Records from a data source
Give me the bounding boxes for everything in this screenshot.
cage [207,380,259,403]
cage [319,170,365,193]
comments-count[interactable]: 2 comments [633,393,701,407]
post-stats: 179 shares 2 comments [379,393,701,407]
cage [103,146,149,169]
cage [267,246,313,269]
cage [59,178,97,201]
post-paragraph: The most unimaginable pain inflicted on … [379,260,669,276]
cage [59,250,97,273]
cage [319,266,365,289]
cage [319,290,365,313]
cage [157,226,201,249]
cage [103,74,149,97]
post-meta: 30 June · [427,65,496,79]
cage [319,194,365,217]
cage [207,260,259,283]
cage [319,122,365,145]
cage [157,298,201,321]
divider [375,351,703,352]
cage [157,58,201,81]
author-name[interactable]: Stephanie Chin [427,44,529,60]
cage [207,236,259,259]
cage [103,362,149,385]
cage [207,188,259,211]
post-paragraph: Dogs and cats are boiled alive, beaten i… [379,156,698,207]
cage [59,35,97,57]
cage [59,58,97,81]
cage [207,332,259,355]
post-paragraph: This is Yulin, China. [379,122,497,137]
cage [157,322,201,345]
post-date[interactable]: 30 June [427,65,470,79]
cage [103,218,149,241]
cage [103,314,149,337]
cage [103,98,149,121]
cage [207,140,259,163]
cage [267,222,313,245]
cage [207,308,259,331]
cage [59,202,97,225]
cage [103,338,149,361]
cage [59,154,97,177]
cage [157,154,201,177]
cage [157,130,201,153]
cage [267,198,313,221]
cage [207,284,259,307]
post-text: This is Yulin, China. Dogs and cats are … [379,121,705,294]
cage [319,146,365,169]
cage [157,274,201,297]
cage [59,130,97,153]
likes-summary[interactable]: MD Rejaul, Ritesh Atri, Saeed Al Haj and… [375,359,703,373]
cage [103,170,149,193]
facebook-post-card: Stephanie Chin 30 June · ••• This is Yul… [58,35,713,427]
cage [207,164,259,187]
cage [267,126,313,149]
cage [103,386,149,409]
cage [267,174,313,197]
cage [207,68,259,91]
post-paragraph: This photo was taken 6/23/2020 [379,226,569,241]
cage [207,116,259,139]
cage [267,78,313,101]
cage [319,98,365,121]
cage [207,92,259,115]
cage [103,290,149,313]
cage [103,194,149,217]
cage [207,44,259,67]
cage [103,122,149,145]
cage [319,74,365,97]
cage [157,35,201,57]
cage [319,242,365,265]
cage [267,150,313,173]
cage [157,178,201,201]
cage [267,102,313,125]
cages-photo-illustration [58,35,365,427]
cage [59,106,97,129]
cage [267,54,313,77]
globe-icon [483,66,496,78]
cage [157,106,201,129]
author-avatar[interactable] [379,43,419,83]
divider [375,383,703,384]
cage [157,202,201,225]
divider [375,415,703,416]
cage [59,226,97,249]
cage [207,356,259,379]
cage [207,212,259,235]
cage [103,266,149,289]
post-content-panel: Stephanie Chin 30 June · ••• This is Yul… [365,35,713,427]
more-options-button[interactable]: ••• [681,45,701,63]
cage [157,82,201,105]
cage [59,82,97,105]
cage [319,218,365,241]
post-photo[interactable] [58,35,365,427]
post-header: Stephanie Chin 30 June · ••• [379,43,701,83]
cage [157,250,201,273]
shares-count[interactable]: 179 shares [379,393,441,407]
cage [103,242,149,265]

Aim
Please rewrite the data above with every "divider" changed to "separator" and nothing else altered.

Complete answer
Give me the bounding boxes for everything in this screenshot.
cage [207,380,259,403]
cage [319,170,365,193]
comments-count[interactable]: 2 comments [633,393,701,407]
post-stats: 179 shares 2 comments [379,393,701,407]
cage [103,146,149,169]
cage [267,246,313,269]
cage [59,178,97,201]
post-paragraph: The most unimaginable pain inflicted on … [379,260,669,276]
cage [59,250,97,273]
cage [319,266,365,289]
cage [319,290,365,313]
cage [157,226,201,249]
cage [103,74,149,97]
post-meta: 30 June · [427,65,496,79]
cage [319,194,365,217]
cage [207,260,259,283]
cage [319,122,365,145]
cage [157,298,201,321]
separator [375,351,703,352]
cage [157,58,201,81]
author-name[interactable]: Stephanie Chin [427,44,529,60]
cage [207,236,259,259]
cage [103,362,149,385]
cage [207,188,259,211]
post-paragraph: Dogs and cats are boiled alive, beaten i… [379,156,698,207]
cage [59,35,97,57]
cage [59,58,97,81]
cage [207,332,259,355]
post-paragraph: This is Yulin, China. [379,122,497,137]
cage [157,322,201,345]
post-date[interactable]: 30 June [427,65,470,79]
cage [103,218,149,241]
cage [103,314,149,337]
cage [103,98,149,121]
cage [207,140,259,163]
cage [267,222,313,245]
cage [207,308,259,331]
cage [59,202,97,225]
cage [103,338,149,361]
cage [59,154,97,177]
cage [157,154,201,177]
cage [157,130,201,153]
cage [267,198,313,221]
cage [207,284,259,307]
post-text: This is Yulin, China. Dogs and cats are … [379,121,705,294]
cage [319,146,365,169]
cage [157,274,201,297]
cage [59,130,97,153]
likes-summary[interactable]: MD Rejaul, Ritesh Atri, Saeed Al Haj and… [375,359,703,373]
cage [103,170,149,193]
facebook-post-card: Stephanie Chin 30 June · ••• This is Yul… [58,35,713,427]
cage [207,164,259,187]
cage [267,126,313,149]
cage [103,386,149,409]
cage [267,174,313,197]
cage [207,68,259,91]
post-paragraph: This photo was taken 6/23/2020 [379,226,569,241]
cage [207,116,259,139]
cage [267,78,313,101]
cage [319,98,365,121]
cage [207,92,259,115]
cage [103,290,149,313]
cage [103,194,149,217]
cage [207,44,259,67]
cage [103,122,149,145]
cage [319,74,365,97]
cage [157,35,201,57]
cage [319,242,365,265]
cage [267,150,313,173]
cage [157,178,201,201]
cage [267,102,313,125]
cages-photo-illustration [58,35,365,427]
cage [59,106,97,129]
cage [267,54,313,77]
globe-icon [483,66,496,78]
cage [157,106,201,129]
author-avatar[interactable] [379,43,419,83]
separator [375,383,703,384]
cage [157,202,201,225]
separator [375,415,703,416]
cage [59,226,97,249]
cage [207,356,259,379]
cage [207,212,259,235]
cage [103,266,149,289]
post-content-panel: Stephanie Chin 30 June · ••• This is Yul… [365,35,713,427]
more-options-button[interactable]: ••• [681,45,701,63]
cage [157,82,201,105]
cage [59,82,97,105]
cage [319,218,365,241]
post-photo[interactable] [58,35,365,427]
post-header: Stephanie Chin 30 June · ••• [379,43,701,83]
cage [157,250,201,273]
shares-count[interactable]: 179 shares [379,393,441,407]
cage [103,242,149,265]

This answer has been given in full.